> **Aim of the exercise**
Comb the records below for the string "this" and copy each line where it turns up.

Saved entries

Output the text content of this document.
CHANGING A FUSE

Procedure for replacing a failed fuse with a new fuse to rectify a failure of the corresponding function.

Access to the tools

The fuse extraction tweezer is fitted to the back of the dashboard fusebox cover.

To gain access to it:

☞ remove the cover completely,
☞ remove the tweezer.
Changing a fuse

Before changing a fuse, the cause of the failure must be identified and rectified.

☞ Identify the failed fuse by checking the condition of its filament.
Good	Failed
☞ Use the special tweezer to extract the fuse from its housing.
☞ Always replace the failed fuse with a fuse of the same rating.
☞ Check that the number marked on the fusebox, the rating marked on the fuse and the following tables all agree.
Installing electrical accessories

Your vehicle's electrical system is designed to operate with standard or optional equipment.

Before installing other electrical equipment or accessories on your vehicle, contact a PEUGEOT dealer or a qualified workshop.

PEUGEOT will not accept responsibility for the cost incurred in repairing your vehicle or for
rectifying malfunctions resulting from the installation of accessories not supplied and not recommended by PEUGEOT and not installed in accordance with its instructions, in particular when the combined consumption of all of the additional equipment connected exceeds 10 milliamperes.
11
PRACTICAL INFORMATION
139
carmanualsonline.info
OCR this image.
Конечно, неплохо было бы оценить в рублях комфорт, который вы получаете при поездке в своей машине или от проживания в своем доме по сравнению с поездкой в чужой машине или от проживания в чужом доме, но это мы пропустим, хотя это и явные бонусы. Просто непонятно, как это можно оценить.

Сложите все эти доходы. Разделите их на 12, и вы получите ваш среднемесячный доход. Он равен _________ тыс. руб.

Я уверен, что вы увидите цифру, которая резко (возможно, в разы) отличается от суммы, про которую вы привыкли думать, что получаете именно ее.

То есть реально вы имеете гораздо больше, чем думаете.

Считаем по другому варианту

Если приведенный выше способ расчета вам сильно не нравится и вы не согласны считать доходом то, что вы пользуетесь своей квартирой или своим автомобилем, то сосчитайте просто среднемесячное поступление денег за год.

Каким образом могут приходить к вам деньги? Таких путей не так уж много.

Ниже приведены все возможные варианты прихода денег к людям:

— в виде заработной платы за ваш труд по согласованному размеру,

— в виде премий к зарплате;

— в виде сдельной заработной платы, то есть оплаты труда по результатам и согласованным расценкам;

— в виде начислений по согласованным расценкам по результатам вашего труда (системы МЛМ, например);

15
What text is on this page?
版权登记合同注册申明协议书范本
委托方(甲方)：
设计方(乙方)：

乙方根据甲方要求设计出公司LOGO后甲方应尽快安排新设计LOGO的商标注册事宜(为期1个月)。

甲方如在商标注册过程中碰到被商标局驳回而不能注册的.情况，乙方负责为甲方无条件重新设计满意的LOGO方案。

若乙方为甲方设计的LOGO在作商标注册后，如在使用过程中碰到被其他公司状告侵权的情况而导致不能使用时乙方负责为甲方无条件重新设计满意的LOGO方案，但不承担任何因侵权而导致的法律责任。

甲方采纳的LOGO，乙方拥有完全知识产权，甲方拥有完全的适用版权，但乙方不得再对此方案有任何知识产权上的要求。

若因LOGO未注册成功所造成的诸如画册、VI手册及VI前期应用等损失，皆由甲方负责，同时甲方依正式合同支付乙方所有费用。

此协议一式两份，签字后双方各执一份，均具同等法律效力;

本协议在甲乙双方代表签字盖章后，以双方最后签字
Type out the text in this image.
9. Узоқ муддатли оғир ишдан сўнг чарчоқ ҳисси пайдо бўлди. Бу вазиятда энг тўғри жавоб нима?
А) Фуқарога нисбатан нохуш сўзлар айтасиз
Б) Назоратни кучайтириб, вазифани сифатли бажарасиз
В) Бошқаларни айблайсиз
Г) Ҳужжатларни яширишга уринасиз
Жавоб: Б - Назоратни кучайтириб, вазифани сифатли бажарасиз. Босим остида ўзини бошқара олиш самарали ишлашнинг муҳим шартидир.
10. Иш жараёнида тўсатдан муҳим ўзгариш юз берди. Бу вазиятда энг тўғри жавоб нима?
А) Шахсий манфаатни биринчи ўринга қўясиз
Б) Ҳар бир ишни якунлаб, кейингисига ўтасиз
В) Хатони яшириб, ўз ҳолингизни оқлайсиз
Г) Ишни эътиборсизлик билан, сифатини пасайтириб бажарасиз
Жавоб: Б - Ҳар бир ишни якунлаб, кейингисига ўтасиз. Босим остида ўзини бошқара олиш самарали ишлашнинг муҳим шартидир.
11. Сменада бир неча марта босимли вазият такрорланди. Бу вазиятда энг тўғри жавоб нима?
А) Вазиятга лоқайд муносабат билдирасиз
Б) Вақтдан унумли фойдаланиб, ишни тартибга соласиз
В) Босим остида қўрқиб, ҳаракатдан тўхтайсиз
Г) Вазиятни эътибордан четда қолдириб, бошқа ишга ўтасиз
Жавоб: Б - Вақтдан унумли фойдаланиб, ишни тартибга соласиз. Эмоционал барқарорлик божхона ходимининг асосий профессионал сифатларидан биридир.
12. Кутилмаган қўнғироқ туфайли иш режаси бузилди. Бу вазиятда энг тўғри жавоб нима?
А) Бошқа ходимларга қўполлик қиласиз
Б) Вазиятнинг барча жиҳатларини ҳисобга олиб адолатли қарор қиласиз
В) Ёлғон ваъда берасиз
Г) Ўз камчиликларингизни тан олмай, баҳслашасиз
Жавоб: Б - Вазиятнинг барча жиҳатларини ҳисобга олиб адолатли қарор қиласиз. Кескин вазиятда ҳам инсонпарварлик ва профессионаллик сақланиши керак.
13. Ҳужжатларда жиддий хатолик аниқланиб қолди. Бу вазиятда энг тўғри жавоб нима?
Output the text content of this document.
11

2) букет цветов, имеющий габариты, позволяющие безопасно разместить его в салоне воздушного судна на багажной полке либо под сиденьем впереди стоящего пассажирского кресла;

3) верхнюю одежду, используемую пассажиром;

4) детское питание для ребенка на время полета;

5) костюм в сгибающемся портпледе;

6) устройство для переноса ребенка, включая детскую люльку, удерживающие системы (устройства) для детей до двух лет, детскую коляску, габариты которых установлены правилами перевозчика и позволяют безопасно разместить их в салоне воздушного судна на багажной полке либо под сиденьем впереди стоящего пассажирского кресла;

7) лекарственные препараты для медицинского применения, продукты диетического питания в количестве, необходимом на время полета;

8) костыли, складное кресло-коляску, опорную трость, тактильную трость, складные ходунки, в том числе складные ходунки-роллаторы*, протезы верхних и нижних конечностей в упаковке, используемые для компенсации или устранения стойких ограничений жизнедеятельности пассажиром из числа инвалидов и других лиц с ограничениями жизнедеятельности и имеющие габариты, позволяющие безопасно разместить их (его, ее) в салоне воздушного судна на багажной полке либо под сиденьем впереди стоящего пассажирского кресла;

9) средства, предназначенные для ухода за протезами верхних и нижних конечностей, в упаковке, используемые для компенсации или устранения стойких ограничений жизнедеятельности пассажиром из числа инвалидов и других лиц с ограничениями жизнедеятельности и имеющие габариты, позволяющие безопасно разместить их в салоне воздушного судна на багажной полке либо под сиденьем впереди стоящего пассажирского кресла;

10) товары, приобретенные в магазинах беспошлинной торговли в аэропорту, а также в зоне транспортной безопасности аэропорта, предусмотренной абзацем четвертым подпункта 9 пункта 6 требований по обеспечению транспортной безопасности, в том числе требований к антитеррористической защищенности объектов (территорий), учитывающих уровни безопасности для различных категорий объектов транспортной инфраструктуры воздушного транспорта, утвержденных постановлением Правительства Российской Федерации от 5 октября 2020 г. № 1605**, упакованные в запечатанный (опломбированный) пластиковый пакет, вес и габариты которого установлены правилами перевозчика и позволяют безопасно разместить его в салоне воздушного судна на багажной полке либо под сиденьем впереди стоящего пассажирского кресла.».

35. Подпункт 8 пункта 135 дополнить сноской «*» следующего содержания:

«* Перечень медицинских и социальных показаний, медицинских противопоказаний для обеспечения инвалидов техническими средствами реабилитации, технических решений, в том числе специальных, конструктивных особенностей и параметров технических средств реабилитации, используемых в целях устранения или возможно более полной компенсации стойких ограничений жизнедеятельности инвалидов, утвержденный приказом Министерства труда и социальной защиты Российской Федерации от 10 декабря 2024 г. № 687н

> **Worked solution**
Output the text content of this document.
OCR this image.
What text is on this page?
Type out the text in this image.
Output the text content of this document.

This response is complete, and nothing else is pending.